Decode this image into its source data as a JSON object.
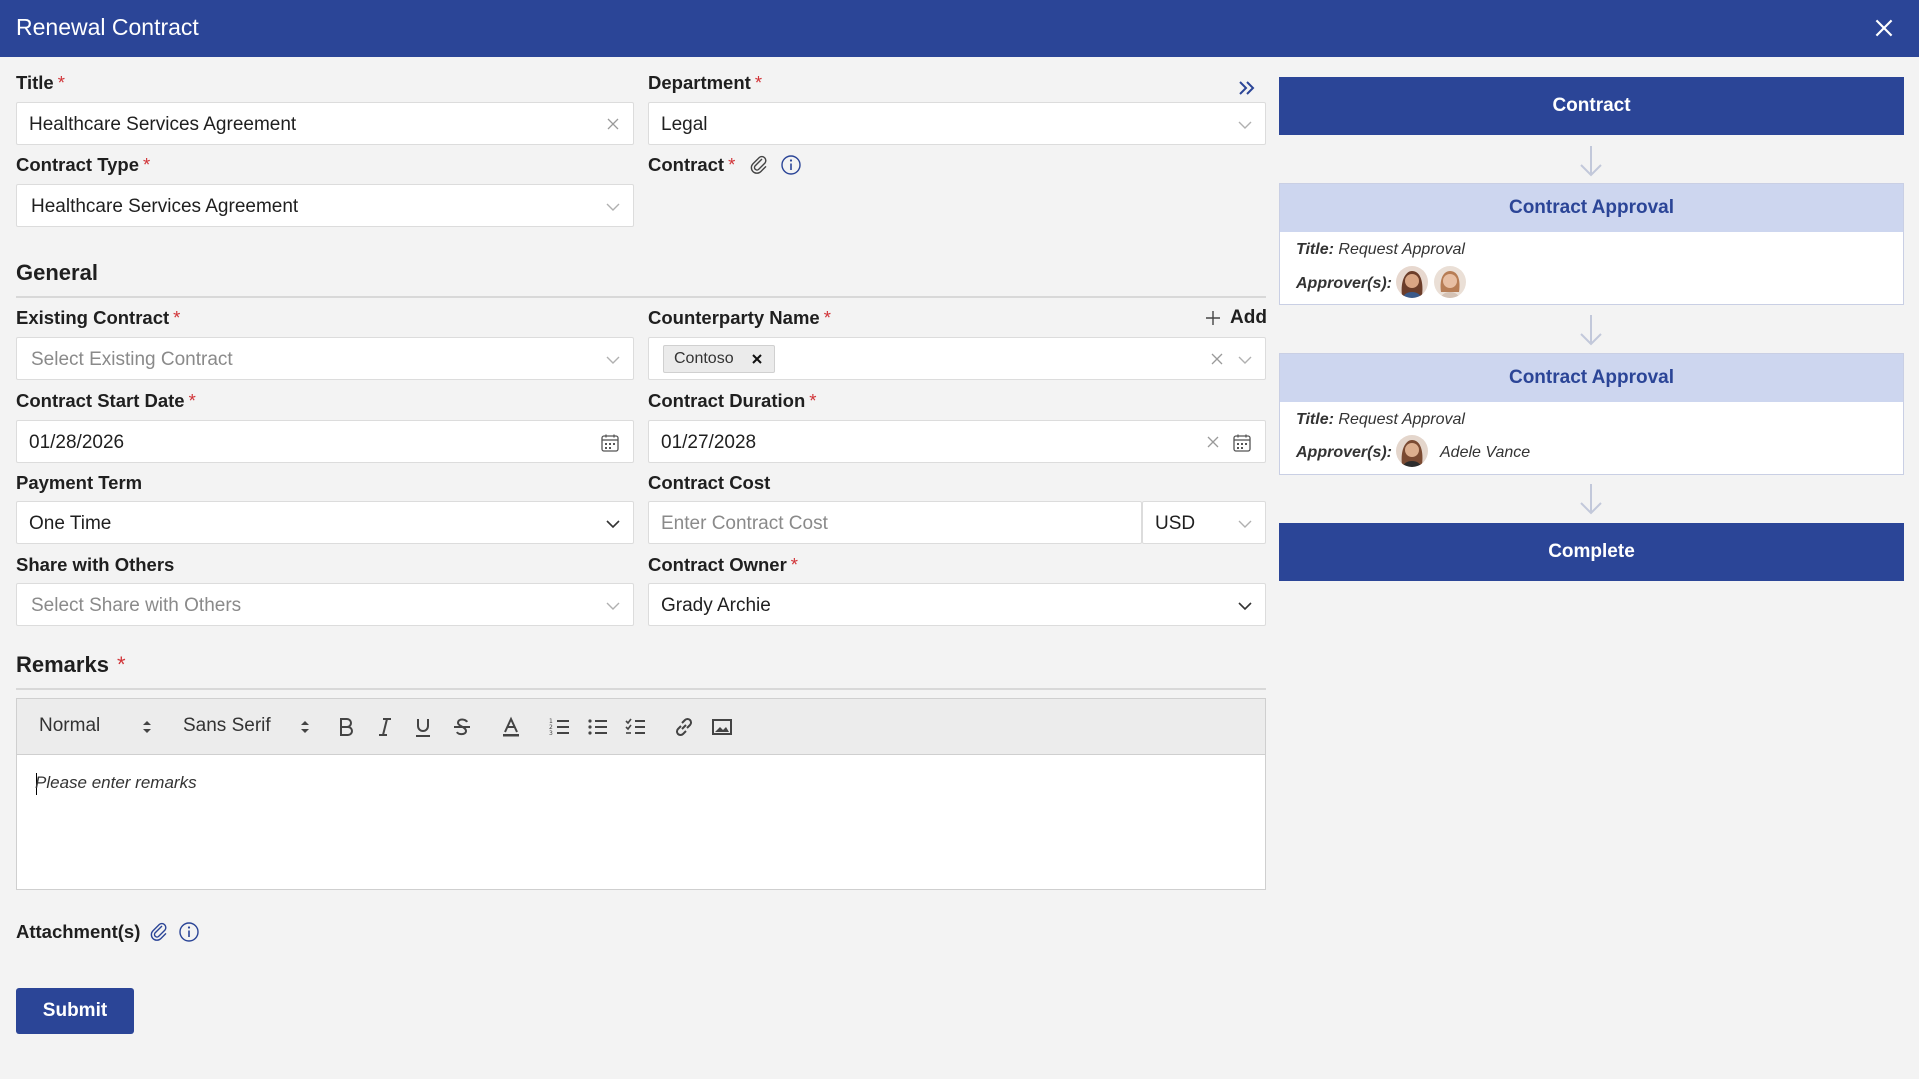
{
  "window": {
    "title": "Renewal Contract"
  },
  "form": {
    "title": {
      "label": "Title",
      "value": "Healthcare Services Agreement"
    },
    "department": {
      "label": "Department",
      "value": "Legal"
    },
    "contract_type": {
      "label": "Contract Type",
      "value": "Healthcare Services Agreement"
    },
    "contract": {
      "label": "Contract"
    },
    "general_heading": "General",
    "existing_contract": {
      "label": "Existing Contract",
      "placeholder": "Select Existing Contract"
    },
    "counterparty": {
      "label": "Counterparty Name",
      "add_label": "Add",
      "chip": "Contoso"
    },
    "start_date": {
      "label": "Contract Start Date",
      "value": "01/28/2026"
    },
    "duration": {
      "label": "Contract Duration",
      "value": "01/27/2028"
    },
    "payment_term": {
      "label": "Payment Term",
      "value": "One Time"
    },
    "cost": {
      "label": "Contract Cost",
      "placeholder": "Enter Contract Cost",
      "currency": "USD"
    },
    "share": {
      "label": "Share with Others",
      "placeholder": "Select Share with Others"
    },
    "owner": {
      "label": "Contract Owner",
      "value": "Grady Archie"
    },
    "remarks": {
      "heading": "Remarks",
      "placeholder": "Please enter remarks"
    },
    "toolbar": {
      "format": "Normal",
      "font": "Sans Serif"
    },
    "attachments": {
      "label": "Attachment(s)"
    },
    "submit_label": "Submit",
    "required_mark": "*"
  },
  "workflow": {
    "start": "Contract",
    "steps": [
      {
        "heading": "Contract Approval",
        "title_label": "Title:",
        "title_value": "Request Approval",
        "approvers_label": "Approver(s):",
        "approver_name": ""
      },
      {
        "heading": "Contract Approval",
        "title_label": "Title:",
        "title_value": "Request Approval",
        "approvers_label": "Approver(s):",
        "approver_name": "Adele Vance"
      }
    ],
    "end": "Complete"
  },
  "icons": {
    "close": "close-icon",
    "expand": "double-chevron-right-icon",
    "chevron": "chevron-down-icon",
    "clear": "clear-icon",
    "calendar": "calendar-icon",
    "paperclip": "paperclip-icon",
    "info": "info-icon",
    "add": "plus-icon"
  },
  "colors": {
    "brand": "#2b4597",
    "required": "#d13438",
    "step_header": "#cdd6ef"
  }
}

◇ ◇ ◇ ◇ ◇ ◇ ◇

• [TASK STATEMENT] Quote the records in full and exactly; skip any image.

• [RESPONSE TO THIS EXERCISE]
Decode this image into its source data as a JSON object.
{
  "window": {
    "title": "Renewal Contract"
  },
  "form": {
    "title": {
      "label": "Title",
      "value": "Healthcare Services Agreement"
    },
    "department": {
      "label": "Department",
      "value": "Legal"
    },
    "contract_type": {
      "label": "Contract Type",
      "value": "Healthcare Services Agreement"
    },
    "contract": {
      "label": "Contract"
    },
    "general_heading": "General",
    "existing_contract": {
      "label": "Existing Contract",
      "placeholder": "Select Existing Contract"
    },
    "counterparty": {
      "label": "Counterparty Name",
      "add_label": "Add",
      "chip": "Contoso"
    },
    "start_date": {
      "label": "Contract Start Date",
      "value": "01/28/2026"
    },
    "duration": {
      "label": "Contract Duration",
      "value": "01/27/2028"
    },
    "payment_term": {
      "label": "Payment Term",
      "value": "One Time"
    },
    "cost": {
      "label": "Contract Cost",
      "placeholder": "Enter Contract Cost",
      "currency": "USD"
    },
    "share": {
      "label": "Share with Others",
      "placeholder": "Select Share with Others"
    },
    "owner": {
      "label": "Contract Owner",
      "value": "Grady Archie"
    },
    "remarks": {
      "heading": "Remarks",
      "placeholder": "Please enter remarks"
    },
    "toolbar": {
      "format": "Normal",
      "font": "Sans Serif"
    },
    "attachments": {
      "label": "Attachment(s)"
    },
    "submit_label": "Submit",
    "required_mark": "*"
  },
  "workflow": {
    "start": "Contract",
    "steps": [
      {
        "heading": "Contract Approval",
        "title_label": "Title:",
        "title_value": "Request Approval",
        "approvers_label": "Approver(s):",
        "approver_name": ""
      },
      {
        "heading": "Contract Approval",
        "title_label": "Title:",
        "title_value": "Request Approval",
        "approvers_label": "Approver(s):",
        "approver_name": "Adele Vance"
      }
    ],
    "end": "Complete"
  },
  "icons": {
    "close": "close-icon",
    "expand": "double-chevron-right-icon",
    "chevron": "chevron-down-icon",
    "clear": "clear-icon",
    "calendar": "calendar-icon",
    "paperclip": "paperclip-icon",
    "info": "info-icon",
    "add": "plus-icon"
  },
  "colors": {
    "brand": "#2b4597",
    "required": "#d13438",
    "step_header": "#cdd6ef"
  }
}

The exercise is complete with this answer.